— START TASK INPUT —

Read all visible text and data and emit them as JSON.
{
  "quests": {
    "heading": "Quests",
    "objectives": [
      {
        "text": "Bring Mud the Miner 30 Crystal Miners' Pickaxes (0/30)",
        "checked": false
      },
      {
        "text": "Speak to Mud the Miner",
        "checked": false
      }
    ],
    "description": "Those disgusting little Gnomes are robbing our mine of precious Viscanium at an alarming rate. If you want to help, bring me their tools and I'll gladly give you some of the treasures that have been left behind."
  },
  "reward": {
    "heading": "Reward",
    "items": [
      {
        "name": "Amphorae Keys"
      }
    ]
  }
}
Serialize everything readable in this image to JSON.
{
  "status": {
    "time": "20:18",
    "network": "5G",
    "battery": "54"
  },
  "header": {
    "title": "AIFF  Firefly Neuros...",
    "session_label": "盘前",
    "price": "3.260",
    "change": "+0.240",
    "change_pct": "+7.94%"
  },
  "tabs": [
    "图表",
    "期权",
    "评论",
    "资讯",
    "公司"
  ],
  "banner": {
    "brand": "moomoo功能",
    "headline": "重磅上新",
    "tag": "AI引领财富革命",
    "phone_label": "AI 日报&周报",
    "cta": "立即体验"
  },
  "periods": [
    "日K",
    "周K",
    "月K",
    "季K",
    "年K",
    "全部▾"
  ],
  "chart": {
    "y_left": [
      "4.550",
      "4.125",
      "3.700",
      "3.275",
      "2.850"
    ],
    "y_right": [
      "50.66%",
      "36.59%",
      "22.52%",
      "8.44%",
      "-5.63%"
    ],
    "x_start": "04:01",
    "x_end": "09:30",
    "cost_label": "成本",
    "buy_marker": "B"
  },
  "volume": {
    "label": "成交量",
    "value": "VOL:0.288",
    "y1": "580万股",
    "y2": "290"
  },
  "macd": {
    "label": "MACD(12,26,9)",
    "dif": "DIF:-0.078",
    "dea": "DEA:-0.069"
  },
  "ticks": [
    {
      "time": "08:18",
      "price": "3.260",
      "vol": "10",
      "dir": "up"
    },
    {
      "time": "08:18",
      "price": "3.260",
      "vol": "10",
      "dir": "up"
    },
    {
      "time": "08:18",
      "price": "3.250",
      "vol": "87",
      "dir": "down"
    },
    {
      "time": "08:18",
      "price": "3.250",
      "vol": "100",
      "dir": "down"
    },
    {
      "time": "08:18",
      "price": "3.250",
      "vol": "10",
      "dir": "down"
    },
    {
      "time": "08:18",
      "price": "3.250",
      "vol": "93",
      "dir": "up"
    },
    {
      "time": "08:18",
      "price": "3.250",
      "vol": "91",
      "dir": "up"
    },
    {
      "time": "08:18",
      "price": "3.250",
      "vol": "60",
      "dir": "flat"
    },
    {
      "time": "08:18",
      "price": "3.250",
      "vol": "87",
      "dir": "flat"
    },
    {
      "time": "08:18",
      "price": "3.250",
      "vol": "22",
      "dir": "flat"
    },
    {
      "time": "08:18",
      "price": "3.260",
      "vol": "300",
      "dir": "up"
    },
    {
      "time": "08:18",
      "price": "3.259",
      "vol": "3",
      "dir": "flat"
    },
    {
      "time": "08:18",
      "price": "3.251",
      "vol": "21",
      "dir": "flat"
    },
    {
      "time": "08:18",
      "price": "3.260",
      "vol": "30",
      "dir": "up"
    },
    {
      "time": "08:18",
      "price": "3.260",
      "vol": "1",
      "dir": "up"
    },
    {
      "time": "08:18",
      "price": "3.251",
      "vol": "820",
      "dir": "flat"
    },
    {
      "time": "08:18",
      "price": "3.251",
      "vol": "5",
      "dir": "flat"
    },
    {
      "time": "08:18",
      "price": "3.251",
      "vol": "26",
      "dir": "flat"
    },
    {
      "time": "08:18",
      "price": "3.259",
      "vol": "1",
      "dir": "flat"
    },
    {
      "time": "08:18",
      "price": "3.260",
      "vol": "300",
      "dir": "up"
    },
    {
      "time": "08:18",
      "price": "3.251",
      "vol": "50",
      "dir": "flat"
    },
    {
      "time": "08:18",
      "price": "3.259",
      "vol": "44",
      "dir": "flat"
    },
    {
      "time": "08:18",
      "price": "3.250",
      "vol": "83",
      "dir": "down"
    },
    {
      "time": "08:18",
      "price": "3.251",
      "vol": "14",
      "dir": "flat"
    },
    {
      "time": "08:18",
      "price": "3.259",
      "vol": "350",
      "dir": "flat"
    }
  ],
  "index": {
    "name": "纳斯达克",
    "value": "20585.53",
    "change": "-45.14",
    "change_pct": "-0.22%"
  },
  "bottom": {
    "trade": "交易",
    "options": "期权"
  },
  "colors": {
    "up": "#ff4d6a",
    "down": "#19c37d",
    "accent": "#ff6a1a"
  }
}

— END TASK INPUT —

● WHAT TO WORK ON
Every entry should be output exactly as written, please.

● RESULT FOR THIS EXERCISE
Read all visible text and data and emit them as JSON.
{
  "quests": {
    "heading": "Quests",
    "objectives": [
      {
        "text": "Bring Mud the Miner 30 Crystal Miners' Pickaxes (0/30)",
        "checked": false
      },
      {
        "text": "Speak to Mud the Miner",
        "checked": false
      }
    ],
    "description": "Those disgusting little Gnomes are robbing our mine of precious Viscanium at an alarming rate. If you want to help, bring me their tools and I'll gladly give you some of the treasures that have been left behind."
  },
  "reward": {
    "heading": "Reward",
    "items": [
      {
        "name": "Amphorae Keys"
      }
    ]
  }
}
Serialize everything readable in this image to JSON.
{
  "status": {
    "time": "20:18",
    "network": "5G",
    "battery": "54"
  },
  "header": {
    "title": "AIFF  Firefly Neuros...",
    "session_label": "盘前",
    "price": "3.260",
    "change": "+0.240",
    "change_pct": "+7.94%"
  },
  "tabs": [
    "图表",
    "期权",
    "评论",
    "资讯",
    "公司"
  ],
  "banner": {
    "brand": "moomoo功能",
    "headline": "重磅上新",
    "tag": "AI引领财富革命",
    "phone_label": "AI 日报&周报",
    "cta": "立即体验"
  },
  "periods": [
    "日K",
    "周K",
    "月K",
    "季K",
    "年K",
    "全部▾"
  ],
  "chart": {
    "y_left": [
      "4.550",
      "4.125",
      "3.700",
      "3.275",
      "2.850"
    ],
    "y_right": [
      "50.66%",
      "36.59%",
      "22.52%",
      "8.44%",
      "-5.63%"
    ],
    "x_start": "04:01",
    "x_end": "09:30",
    "cost_label": "成本",
    "buy_marker": "B"
  },
  "volume": {
    "label": "成交量",
    "value": "VOL:0.288",
    "y1": "580万股",
    "y2": "290"
  },
  "macd": {
    "label": "MACD(12,26,9)",
    "dif": "DIF:-0.078",
    "dea": "DEA:-0.069"
  },
  "ticks": [
    {
      "time": "08:18",
      "price": "3.260",
      "vol": "10",
      "dir": "up"
    },
    {
      "time": "08:18",
      "price": "3.260",
      "vol": "10",
      "dir": "up"
    },
    {
      "time": "08:18",
      "price": "3.250",
      "vol": "87",
      "dir": "down"
    },
    {
      "time": "08:18",
      "price": "3.250",
      "vol": "100",
      "dir": "down"
    },
    {
      "time": "08:18",
      "price": "3.250",
      "vol": "10",
      "dir": "down"
    },
    {
      "time": "08:18",
      "price": "3.250",
      "vol": "93",
      "dir": "up"
    },
    {
      "time": "08:18",
      "price": "3.250",
      "vol": "91",
      "dir": "up"
    },
    {
      "time": "08:18",
      "price": "3.250",
      "vol": "60",
      "dir": "flat"
    },
    {
      "time": "08:18",
      "price": "3.250",
      "vol": "87",
      "dir": "flat"
    },
    {
      "time": "08:18",
      "price": "3.250",
      "vol": "22",
      "dir": "flat"
    },
    {
      "time": "08:18",
      "price": "3.260",
      "vol": "300",
      "dir": "up"
    },
    {
      "time": "08:18",
      "price": "3.259",
      "vol": "3",
      "dir": "flat"
    },
    {
      "time": "08:18",
      "price": "3.251",
      "vol": "21",
      "dir": "flat"
    },
    {
      "time": "08:18",
      "price": "3.260",
      "vol": "30",
      "dir": "up"
    },
    {
      "time": "08:18",
      "price": "3.260",
      "vol": "1",
      "dir": "up"
    },
    {
      "time": "08:18",
      "price": "3.251",
      "vol": "820",
      "dir": "flat"
    },
    {
      "time": "08:18",
      "price": "3.251",
      "vol": "5",
      "dir": "flat"
    },
    {
      "time": "08:18",
      "price": "3.251",
      "vol": "26",
      "dir": "flat"
    },
    {
      "time": "08:18",
      "price": "3.259",
      "vol": "1",
      "dir": "flat"
    },
    {
      "time": "08:18",
      "price": "3.260",
      "vol": "300",
      "dir": "up"
    },
    {
      "time": "08:18",
      "price": "3.251",
      "vol": "50",
      "dir": "flat"
    },
    {
      "time": "08:18",
      "price": "3.259",
      "vol": "44",
      "dir": "flat"
    },
    {
      "time": "08:18",
      "price": "3.250",
      "vol": "83",
      "dir": "down"
    },
    {
      "time": "08:18",
      "price": "3.251",
      "vol": "14",
      "dir": "flat"
    },
    {
      "time": "08:18",
      "price": "3.259",
      "vol": "350",
      "dir": "flat"
    }
  ],
  "index": {
    "name": "纳斯达克",
    "value": "20585.53",
    "change": "-45.14",
    "change_pct": "-0.22%"
  },
  "bottom": {
    "trade": "交易",
    "options": "期权"
  },
  "colors": {
    "up": "#ff4d6a",
    "down": "#19c37d",
    "accent": "#ff6a1a"
  }
}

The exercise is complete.